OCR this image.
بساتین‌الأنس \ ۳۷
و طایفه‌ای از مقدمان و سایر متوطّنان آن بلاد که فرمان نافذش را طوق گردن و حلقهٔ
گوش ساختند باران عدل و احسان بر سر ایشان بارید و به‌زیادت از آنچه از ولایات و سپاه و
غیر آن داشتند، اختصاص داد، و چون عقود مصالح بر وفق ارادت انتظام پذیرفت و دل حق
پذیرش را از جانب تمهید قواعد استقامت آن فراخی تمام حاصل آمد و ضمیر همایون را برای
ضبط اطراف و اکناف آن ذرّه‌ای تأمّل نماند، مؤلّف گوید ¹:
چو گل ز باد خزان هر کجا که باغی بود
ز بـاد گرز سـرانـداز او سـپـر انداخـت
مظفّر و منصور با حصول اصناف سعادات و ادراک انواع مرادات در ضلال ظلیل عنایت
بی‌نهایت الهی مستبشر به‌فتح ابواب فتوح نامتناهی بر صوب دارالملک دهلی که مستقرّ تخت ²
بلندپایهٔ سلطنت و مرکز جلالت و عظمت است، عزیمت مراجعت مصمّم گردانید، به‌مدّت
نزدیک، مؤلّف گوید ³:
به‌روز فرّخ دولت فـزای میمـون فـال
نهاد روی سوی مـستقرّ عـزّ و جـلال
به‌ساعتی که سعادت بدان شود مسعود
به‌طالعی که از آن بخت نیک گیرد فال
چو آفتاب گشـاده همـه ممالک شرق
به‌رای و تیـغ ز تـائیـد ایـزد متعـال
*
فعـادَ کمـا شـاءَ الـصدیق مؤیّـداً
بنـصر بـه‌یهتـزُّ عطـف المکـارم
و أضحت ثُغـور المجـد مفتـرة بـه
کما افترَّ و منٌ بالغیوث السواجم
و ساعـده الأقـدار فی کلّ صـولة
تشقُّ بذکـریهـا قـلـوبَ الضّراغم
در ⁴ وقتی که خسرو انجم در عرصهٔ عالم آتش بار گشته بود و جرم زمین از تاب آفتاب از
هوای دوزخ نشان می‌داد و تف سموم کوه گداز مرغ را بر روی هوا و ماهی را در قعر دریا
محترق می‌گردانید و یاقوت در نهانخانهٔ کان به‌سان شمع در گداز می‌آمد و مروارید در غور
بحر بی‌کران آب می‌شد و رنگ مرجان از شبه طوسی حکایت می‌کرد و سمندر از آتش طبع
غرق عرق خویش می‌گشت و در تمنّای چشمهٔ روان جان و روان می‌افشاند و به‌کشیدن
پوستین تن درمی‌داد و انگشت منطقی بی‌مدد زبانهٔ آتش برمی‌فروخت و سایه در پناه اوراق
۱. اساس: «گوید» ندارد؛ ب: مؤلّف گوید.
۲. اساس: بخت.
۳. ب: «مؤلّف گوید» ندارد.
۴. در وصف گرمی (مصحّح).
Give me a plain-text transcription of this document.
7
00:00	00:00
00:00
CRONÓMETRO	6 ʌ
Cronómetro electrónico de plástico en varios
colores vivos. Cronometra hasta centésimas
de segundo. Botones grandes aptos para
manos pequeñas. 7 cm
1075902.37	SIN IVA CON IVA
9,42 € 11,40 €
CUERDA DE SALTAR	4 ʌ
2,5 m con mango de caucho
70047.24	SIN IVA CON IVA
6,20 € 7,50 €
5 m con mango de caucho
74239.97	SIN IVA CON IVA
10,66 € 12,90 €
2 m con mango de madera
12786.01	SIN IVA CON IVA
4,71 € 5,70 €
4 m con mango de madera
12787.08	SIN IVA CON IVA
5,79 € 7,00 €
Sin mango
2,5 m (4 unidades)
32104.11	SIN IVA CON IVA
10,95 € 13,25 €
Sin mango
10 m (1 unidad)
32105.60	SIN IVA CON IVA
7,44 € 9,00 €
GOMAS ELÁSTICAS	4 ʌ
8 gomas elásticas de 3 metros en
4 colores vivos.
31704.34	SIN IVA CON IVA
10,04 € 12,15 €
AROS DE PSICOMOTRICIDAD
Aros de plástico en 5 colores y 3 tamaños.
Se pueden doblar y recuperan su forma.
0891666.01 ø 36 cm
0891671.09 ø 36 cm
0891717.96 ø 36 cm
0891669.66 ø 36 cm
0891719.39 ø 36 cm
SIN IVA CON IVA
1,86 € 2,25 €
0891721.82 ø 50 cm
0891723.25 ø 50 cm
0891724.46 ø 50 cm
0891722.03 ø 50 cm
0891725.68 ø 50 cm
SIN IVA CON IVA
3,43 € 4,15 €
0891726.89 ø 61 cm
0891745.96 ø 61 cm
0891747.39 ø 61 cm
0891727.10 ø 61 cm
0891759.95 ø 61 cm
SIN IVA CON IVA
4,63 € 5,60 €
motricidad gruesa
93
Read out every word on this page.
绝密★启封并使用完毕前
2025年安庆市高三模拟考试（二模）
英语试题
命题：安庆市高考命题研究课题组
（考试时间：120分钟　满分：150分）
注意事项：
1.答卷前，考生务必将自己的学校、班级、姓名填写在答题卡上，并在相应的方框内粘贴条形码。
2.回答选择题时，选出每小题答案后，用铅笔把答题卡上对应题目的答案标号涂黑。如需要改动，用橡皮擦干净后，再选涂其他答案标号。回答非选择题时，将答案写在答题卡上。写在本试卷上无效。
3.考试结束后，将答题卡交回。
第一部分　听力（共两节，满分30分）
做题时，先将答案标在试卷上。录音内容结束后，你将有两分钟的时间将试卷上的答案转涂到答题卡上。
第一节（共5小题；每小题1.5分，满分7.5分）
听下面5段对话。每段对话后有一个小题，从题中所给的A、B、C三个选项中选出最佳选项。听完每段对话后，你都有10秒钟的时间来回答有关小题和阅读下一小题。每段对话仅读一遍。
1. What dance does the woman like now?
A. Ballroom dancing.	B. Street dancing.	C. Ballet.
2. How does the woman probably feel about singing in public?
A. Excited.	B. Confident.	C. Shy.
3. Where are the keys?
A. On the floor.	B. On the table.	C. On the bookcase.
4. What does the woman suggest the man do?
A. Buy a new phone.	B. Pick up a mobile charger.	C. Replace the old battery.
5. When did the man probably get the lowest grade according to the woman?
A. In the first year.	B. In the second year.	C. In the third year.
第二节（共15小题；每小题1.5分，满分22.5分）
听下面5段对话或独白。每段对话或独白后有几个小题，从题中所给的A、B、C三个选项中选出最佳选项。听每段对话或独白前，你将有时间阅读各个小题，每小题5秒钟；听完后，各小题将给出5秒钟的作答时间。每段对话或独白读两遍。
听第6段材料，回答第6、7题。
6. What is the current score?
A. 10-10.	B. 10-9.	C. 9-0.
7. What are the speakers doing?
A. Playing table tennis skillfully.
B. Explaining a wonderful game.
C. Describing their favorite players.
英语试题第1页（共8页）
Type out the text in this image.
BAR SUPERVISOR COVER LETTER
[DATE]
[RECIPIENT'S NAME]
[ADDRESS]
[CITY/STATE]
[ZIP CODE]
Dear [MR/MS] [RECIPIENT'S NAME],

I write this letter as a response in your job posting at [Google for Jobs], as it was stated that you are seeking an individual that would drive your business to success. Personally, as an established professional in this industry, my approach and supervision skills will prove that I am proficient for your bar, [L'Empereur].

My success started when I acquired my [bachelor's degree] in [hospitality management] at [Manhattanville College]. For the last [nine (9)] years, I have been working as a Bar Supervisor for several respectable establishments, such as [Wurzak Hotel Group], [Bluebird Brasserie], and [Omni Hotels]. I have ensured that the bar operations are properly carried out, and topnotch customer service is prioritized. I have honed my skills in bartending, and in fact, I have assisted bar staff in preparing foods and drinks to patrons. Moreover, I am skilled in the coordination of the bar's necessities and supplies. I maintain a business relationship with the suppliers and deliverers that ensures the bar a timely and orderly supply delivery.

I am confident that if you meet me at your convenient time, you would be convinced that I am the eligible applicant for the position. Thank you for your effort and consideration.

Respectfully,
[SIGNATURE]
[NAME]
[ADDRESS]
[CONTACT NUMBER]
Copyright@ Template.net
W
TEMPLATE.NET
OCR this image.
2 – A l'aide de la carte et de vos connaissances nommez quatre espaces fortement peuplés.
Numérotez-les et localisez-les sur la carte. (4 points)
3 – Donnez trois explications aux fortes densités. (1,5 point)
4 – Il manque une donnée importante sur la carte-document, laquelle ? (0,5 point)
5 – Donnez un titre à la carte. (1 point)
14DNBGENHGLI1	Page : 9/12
--------
Give the count of lines holding the word "carte", with no other words.

4